**TASK TO CARRY OUT**
Scan the records for the string "Market"; copy each line where it occurs.

**INFORMATION SHOWN**
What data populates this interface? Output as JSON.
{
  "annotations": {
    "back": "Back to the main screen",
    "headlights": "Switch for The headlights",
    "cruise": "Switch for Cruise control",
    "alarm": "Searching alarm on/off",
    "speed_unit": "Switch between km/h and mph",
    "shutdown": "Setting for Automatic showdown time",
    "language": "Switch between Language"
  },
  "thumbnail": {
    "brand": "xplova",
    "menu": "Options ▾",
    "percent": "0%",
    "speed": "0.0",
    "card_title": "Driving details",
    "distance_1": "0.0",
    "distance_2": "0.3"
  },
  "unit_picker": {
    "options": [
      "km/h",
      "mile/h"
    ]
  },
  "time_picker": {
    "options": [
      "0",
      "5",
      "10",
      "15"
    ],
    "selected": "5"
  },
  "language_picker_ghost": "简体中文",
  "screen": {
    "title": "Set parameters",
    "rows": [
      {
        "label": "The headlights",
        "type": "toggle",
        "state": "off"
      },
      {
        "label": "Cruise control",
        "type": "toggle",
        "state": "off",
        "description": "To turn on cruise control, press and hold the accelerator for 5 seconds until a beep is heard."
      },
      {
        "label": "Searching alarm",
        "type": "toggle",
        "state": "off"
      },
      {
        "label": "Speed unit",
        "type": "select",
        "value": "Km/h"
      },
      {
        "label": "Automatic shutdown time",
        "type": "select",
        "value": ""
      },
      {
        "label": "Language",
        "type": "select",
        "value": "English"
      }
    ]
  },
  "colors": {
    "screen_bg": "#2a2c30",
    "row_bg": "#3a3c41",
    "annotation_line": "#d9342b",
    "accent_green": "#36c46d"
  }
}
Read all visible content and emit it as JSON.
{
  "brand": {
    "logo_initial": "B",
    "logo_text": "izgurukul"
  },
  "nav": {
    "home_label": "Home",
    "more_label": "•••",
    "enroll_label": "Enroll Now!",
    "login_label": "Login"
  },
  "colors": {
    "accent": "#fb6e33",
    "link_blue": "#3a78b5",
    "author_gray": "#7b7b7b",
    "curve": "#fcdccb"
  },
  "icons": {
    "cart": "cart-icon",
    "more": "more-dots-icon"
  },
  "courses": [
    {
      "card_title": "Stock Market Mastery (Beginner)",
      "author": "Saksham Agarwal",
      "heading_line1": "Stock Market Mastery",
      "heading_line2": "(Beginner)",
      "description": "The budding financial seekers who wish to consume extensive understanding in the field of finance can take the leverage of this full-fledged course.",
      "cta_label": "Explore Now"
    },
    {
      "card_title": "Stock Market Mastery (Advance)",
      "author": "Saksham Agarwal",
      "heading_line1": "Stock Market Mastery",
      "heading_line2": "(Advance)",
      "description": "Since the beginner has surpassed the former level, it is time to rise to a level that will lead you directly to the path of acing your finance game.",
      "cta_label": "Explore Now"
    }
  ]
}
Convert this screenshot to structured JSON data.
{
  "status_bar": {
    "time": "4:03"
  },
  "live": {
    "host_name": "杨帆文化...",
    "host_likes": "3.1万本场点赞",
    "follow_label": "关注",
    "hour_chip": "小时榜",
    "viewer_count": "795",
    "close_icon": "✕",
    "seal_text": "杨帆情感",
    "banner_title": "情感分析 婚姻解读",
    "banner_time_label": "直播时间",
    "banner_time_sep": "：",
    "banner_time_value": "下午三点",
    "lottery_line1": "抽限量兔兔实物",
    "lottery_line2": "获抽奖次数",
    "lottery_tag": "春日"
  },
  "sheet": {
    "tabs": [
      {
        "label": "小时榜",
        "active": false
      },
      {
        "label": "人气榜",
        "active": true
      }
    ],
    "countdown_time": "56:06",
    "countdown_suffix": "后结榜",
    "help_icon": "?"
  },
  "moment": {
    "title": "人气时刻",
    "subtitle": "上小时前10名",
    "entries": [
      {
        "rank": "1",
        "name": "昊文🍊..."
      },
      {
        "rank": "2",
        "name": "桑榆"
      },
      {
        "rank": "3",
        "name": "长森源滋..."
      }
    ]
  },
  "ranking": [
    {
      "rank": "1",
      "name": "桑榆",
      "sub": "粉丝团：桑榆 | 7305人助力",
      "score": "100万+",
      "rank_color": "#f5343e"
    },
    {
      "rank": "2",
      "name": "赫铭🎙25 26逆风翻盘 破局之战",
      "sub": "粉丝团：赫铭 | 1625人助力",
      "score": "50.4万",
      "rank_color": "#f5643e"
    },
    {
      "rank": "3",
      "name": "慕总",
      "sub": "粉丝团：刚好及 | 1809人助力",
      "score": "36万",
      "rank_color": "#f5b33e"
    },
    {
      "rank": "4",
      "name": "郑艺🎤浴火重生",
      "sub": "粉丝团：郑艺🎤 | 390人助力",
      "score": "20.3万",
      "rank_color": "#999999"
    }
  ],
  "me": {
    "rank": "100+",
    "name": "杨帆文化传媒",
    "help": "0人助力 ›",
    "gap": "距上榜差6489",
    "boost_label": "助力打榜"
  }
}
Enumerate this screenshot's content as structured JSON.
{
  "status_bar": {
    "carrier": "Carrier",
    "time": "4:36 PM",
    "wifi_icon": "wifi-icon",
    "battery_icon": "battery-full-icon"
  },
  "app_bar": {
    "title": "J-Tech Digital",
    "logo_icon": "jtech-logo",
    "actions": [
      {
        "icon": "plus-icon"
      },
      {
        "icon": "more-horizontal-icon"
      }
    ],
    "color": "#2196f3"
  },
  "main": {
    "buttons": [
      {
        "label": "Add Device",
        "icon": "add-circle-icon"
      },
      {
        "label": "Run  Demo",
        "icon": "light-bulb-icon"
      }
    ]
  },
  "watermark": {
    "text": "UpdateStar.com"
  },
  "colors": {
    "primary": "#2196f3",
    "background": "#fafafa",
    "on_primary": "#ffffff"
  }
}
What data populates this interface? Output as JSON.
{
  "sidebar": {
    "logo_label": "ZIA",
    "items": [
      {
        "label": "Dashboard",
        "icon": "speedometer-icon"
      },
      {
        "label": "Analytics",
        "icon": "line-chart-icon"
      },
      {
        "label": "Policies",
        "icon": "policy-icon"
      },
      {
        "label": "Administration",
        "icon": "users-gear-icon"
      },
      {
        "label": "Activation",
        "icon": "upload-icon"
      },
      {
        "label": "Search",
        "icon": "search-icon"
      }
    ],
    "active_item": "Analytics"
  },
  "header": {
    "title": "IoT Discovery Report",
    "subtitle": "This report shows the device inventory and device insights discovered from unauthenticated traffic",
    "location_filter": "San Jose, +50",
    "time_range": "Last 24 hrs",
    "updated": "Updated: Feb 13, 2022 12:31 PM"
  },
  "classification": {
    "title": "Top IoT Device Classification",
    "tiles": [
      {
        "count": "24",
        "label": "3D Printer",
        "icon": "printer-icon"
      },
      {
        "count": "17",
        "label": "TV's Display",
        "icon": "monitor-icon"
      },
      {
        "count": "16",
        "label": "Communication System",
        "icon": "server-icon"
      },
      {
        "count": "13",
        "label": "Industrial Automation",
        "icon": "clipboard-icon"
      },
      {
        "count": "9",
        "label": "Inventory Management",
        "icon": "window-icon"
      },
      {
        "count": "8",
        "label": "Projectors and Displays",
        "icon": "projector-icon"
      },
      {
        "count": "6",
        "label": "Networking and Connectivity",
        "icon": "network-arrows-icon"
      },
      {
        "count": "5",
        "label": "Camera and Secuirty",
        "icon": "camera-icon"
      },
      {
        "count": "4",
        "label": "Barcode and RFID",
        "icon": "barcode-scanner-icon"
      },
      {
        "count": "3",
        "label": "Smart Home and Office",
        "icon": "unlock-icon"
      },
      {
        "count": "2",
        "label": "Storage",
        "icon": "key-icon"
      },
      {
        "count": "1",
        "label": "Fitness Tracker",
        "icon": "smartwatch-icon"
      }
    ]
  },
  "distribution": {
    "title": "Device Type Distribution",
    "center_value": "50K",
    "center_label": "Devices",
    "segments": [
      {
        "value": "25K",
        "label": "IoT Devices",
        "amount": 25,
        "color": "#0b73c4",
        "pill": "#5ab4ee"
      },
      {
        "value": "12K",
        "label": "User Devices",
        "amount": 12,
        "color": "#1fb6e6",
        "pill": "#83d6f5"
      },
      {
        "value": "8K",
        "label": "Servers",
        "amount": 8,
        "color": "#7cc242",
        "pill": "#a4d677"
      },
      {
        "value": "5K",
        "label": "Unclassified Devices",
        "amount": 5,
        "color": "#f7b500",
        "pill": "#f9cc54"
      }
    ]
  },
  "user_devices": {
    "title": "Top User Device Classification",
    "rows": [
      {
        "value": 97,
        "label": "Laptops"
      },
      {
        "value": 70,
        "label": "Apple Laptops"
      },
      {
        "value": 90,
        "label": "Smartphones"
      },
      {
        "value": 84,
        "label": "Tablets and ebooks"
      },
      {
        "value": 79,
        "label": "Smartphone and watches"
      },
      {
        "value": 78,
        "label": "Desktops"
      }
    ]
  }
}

**ANSWER BELOW**
      "card_title": "Stock Market Mastery (Beginner)",
      "heading_line1": "Stock Market Mastery",
      "card_title": "Stock Market Mastery (Advance)",
      "heading_line1": "Stock Market Mastery",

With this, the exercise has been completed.